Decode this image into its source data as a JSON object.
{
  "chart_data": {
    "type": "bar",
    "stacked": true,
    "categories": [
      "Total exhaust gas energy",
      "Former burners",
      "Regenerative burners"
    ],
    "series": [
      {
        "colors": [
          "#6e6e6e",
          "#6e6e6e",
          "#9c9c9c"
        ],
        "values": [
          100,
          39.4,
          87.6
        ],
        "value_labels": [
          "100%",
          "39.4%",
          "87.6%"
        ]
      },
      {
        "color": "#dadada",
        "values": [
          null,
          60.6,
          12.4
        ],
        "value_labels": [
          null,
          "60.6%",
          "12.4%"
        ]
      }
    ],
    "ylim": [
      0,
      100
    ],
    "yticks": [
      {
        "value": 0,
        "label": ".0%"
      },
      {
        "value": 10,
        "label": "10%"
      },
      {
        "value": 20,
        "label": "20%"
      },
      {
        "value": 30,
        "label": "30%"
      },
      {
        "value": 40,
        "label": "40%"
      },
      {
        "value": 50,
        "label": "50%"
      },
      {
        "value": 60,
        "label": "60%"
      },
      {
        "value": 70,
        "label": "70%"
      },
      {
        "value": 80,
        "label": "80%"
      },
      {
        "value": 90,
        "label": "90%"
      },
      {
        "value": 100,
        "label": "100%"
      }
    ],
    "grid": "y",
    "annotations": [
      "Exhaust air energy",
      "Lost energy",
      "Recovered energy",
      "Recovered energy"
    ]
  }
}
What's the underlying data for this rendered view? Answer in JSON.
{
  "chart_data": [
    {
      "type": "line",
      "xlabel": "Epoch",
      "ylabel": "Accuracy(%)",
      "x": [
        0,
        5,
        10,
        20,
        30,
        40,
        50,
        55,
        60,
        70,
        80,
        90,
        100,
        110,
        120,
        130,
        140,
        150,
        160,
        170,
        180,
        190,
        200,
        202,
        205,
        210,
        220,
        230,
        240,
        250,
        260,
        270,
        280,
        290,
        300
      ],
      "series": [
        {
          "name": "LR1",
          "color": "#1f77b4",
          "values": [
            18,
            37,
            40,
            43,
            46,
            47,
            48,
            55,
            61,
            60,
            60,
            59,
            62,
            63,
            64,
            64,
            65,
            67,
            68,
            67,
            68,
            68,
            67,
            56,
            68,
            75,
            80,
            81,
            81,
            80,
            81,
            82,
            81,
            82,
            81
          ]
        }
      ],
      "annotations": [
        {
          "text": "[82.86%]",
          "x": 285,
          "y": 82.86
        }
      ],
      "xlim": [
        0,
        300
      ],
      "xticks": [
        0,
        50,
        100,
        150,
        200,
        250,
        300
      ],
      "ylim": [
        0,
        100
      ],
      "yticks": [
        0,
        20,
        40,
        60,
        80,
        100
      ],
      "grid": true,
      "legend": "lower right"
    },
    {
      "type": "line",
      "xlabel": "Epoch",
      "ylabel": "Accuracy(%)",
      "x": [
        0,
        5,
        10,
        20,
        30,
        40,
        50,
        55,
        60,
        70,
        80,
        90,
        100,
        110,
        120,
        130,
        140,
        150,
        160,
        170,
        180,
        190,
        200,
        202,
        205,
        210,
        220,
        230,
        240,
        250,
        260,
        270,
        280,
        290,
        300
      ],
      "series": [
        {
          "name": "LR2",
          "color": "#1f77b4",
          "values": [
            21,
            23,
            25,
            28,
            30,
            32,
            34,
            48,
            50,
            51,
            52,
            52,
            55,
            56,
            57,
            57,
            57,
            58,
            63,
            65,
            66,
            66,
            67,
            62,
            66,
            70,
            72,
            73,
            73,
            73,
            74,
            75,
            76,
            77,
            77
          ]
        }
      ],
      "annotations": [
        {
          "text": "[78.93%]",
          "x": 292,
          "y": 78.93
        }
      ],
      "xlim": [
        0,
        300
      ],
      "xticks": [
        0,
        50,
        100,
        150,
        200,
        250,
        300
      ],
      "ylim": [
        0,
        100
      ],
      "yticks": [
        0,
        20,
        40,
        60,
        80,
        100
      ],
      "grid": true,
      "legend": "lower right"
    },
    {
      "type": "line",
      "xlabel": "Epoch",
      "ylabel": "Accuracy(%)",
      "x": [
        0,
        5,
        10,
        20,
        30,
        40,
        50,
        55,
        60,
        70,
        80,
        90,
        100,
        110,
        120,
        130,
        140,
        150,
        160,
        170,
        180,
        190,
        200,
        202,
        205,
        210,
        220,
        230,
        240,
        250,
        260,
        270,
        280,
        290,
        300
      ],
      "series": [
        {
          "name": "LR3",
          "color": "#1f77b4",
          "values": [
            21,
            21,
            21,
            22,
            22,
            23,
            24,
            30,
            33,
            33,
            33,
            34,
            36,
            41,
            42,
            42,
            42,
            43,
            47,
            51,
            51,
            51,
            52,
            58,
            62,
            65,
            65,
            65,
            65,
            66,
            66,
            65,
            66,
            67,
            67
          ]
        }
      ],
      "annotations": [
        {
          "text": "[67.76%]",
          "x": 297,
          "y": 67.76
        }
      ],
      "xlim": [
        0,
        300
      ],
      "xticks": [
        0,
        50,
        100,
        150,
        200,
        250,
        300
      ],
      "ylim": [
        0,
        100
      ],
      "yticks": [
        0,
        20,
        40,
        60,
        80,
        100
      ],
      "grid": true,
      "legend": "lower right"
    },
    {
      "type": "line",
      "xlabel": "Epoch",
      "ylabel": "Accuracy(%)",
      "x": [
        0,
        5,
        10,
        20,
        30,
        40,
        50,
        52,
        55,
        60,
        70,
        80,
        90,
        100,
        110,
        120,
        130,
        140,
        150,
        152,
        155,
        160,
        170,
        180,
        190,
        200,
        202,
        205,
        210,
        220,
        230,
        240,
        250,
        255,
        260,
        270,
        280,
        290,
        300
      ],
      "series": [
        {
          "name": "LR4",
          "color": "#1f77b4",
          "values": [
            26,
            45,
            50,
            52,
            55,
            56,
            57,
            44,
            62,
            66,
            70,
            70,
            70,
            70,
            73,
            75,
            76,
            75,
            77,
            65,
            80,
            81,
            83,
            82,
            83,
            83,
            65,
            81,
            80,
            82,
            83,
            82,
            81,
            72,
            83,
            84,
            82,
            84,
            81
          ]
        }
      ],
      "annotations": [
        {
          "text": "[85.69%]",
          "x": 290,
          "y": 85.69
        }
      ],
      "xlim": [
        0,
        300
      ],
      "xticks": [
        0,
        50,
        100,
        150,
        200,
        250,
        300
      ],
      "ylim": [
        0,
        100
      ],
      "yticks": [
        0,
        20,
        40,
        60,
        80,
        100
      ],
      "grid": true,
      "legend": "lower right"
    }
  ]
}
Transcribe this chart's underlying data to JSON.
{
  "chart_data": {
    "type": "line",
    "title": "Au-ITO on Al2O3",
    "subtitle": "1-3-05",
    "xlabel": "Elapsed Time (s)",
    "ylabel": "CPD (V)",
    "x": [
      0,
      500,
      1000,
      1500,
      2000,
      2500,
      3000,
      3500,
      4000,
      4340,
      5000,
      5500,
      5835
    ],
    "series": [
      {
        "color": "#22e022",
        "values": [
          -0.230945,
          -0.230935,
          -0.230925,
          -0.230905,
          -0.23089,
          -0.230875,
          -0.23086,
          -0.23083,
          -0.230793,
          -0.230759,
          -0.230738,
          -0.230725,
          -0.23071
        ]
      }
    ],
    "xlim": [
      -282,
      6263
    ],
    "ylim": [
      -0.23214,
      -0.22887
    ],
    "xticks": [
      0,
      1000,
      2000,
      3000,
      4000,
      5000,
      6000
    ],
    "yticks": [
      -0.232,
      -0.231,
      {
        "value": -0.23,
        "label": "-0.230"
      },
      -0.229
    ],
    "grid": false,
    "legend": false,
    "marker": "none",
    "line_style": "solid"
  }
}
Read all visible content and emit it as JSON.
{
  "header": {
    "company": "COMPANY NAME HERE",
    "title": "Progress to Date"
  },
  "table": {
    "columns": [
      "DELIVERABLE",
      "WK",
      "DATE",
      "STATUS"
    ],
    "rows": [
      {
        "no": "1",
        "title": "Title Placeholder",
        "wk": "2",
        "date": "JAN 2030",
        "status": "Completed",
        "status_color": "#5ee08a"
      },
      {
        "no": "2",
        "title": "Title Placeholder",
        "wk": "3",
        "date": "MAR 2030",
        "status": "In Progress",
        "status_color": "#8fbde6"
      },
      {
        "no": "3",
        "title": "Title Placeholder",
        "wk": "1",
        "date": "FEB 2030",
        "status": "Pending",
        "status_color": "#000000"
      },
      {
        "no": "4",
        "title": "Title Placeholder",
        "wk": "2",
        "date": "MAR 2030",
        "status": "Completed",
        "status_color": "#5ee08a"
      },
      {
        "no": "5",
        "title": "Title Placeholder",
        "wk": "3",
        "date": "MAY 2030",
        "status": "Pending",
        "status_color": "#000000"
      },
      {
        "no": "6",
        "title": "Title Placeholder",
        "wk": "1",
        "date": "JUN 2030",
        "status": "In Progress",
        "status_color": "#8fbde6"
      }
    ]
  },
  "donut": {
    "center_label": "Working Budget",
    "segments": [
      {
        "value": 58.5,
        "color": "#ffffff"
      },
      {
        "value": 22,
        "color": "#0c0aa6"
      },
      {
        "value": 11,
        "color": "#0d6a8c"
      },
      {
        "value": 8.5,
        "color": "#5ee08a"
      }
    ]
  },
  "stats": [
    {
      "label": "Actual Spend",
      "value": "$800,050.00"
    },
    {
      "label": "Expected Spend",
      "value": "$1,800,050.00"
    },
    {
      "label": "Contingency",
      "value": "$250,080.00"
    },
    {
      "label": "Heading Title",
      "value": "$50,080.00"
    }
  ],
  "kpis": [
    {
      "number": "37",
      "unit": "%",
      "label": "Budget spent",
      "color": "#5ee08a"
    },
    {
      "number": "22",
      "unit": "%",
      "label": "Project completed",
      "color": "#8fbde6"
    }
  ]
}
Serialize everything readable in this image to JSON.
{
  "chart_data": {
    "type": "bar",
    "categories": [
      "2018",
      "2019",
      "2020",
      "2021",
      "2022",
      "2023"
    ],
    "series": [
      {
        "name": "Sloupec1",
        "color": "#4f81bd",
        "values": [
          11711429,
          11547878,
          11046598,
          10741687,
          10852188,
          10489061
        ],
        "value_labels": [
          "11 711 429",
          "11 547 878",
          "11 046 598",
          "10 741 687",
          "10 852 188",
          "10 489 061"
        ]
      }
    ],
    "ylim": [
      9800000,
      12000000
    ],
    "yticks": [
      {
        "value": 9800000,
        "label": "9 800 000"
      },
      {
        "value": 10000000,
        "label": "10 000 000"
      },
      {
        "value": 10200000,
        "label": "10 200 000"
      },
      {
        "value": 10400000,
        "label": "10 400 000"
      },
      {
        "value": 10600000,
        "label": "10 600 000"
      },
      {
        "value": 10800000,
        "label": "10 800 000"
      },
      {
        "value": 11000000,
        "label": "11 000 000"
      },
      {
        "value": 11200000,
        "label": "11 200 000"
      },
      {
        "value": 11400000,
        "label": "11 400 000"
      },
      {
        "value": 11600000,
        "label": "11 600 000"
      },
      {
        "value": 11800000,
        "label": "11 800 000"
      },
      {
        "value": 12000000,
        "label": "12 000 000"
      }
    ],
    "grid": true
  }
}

- - -

Copy out the lines from the line containing "Serialize everything readable" to the end of the listing above, without alteration.

Result of the exercise –
Serialize everything readable in this image to JSON.
{
  "chart_data": {
    "type": "bar",
    "categories": [
      "2018",
      "2019",
      "2020",
      "2021",
      "2022",
      "2023"
    ],
    "series": [
      {
        "name": "Sloupec1",
        "color": "#4f81bd",
        "values": [
          11711429,
          11547878,
          11046598,
          10741687,
          10852188,
          10489061
        ],
        "value_labels": [
          "11 711 429",
          "11 547 878",
          "11 046 598",
          "10 741 687",
          "10 852 188",
          "10 489 061"
        ]
      }
    ],
    "ylim": [
      9800000,
      12000000
    ],
    "yticks": [
      {
        "value": 9800000,
        "label": "9 800 000"
      },
      {
        "value": 10000000,
        "label": "10 000 000"
      },
      {
        "value": 10200000,
        "label": "10 200 000"
      },
      {
        "value": 10400000,
        "label": "10 400 000"
      },
      {
        "value": 10600000,
        "label": "10 600 000"
      },
      {
        "value": 10800000,
        "label": "10 800 000"
      },
      {
        "value": 11000000,
        "label": "11 000 000"
      },
      {
        "value": 11200000,
        "label": "11 200 000"
      },
      {
        "value": 11400000,
        "label": "11 400 000"
      },
      {
        "value": 11600000,
        "label": "11 600 000"
      },
      {
        "value": 11800000,
        "label": "11 800 000"
      },
      {
        "value": 12000000,
        "label": "12 000 000"
      }
    ],
    "grid": true
  }
}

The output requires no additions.